From the listing below, extract every line in which the word "Städt" appears.
======== RECORDS TO PROCESS
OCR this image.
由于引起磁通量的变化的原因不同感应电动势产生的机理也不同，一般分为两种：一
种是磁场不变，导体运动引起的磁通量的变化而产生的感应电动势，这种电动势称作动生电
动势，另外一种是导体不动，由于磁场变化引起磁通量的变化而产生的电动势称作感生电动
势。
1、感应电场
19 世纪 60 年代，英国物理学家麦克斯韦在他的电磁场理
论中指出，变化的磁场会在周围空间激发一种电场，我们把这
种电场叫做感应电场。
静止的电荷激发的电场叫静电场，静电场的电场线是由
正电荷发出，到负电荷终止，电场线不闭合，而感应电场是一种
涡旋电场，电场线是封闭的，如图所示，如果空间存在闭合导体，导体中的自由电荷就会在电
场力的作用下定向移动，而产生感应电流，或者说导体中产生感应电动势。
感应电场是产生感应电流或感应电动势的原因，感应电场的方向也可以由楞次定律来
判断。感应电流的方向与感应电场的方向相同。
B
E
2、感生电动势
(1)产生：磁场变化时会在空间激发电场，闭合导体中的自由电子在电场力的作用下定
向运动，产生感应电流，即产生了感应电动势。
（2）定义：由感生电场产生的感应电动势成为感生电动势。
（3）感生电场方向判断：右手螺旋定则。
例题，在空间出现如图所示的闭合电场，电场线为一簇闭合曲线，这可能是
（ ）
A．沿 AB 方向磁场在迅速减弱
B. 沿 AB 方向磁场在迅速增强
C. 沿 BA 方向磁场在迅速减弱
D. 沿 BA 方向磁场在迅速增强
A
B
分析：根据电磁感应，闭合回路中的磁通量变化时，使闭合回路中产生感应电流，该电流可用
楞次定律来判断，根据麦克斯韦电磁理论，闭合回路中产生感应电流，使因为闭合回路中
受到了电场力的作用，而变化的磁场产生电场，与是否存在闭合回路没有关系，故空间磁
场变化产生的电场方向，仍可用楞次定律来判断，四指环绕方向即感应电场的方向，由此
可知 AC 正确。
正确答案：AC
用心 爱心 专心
================
======== RECORDS TO PROCESS
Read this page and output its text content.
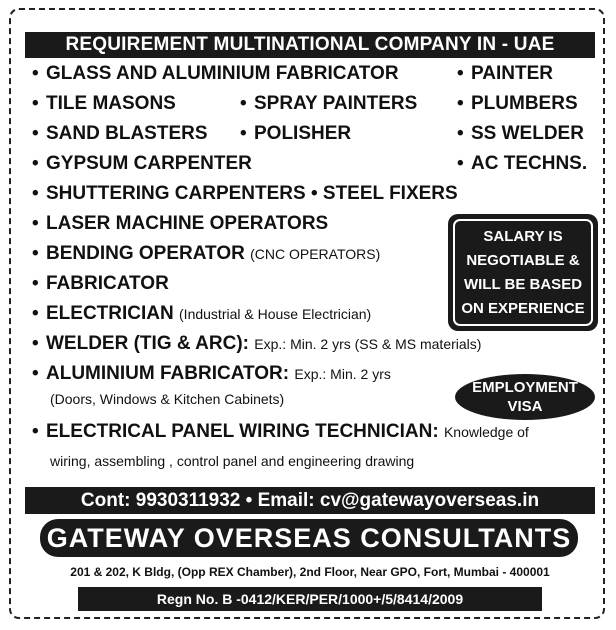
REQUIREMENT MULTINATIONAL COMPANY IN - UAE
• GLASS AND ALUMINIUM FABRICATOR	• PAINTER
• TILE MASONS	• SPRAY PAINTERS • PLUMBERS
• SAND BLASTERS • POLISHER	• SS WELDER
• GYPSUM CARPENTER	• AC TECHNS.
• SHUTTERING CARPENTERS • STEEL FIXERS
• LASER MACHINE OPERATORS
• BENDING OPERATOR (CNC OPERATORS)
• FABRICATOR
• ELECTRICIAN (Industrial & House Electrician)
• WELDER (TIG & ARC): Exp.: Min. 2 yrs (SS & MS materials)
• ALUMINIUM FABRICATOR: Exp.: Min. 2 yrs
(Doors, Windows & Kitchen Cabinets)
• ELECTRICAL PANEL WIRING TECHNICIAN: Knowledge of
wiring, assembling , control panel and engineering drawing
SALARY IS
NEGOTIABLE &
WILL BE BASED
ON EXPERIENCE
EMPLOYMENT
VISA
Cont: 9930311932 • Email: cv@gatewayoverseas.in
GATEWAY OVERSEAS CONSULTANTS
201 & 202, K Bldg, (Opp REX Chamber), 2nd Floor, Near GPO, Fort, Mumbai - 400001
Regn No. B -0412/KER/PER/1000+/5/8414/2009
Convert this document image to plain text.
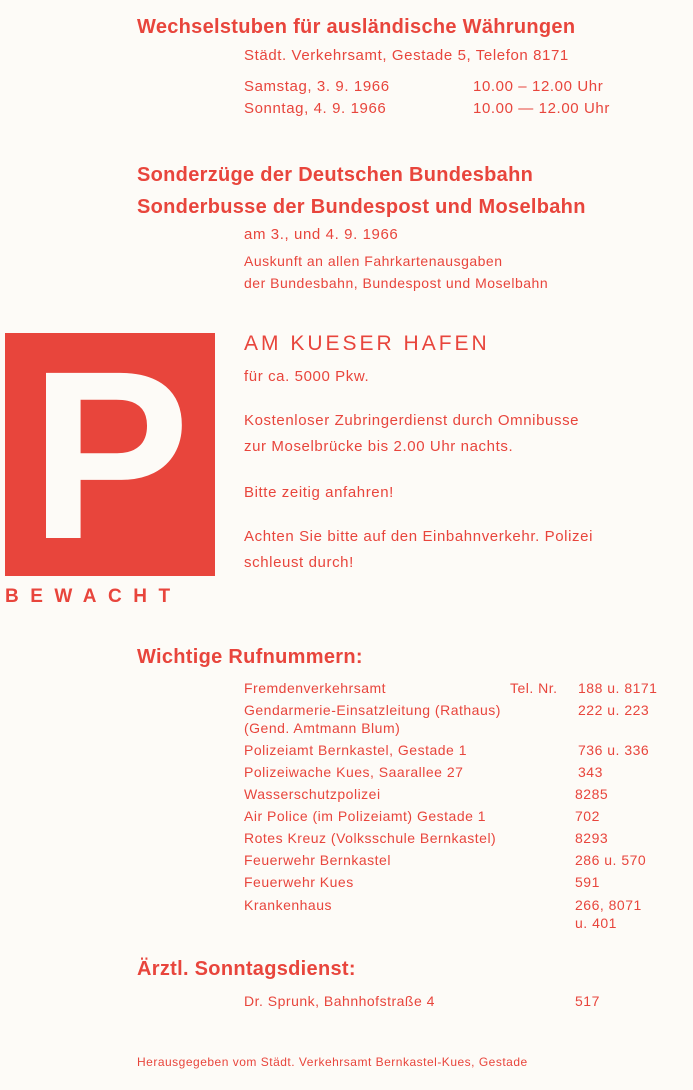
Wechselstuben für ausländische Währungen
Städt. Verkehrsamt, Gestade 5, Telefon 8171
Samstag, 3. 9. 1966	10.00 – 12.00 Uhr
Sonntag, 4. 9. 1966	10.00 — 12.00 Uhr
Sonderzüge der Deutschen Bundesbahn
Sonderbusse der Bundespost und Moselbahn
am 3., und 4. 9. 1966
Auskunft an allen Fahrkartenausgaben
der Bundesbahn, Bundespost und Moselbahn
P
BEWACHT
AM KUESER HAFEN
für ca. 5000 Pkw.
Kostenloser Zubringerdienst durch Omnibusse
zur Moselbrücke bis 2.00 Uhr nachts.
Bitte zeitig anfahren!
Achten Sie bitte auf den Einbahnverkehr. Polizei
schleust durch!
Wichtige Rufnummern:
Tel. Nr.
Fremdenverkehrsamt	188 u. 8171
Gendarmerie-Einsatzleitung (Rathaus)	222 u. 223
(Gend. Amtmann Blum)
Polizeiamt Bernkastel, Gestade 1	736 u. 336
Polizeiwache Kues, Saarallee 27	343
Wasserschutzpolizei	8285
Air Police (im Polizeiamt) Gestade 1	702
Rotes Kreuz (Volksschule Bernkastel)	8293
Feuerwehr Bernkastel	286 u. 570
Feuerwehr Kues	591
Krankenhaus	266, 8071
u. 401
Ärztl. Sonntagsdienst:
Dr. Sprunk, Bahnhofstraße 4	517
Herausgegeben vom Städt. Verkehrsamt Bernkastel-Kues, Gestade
================
→ **ANSWER TO THIS TASK**:
Städt. Verkehrsamt, Gestade 5, Telefon 8171
Herausgegeben vom Städt. Verkehrsamt Bernkastel-Kues, Gestade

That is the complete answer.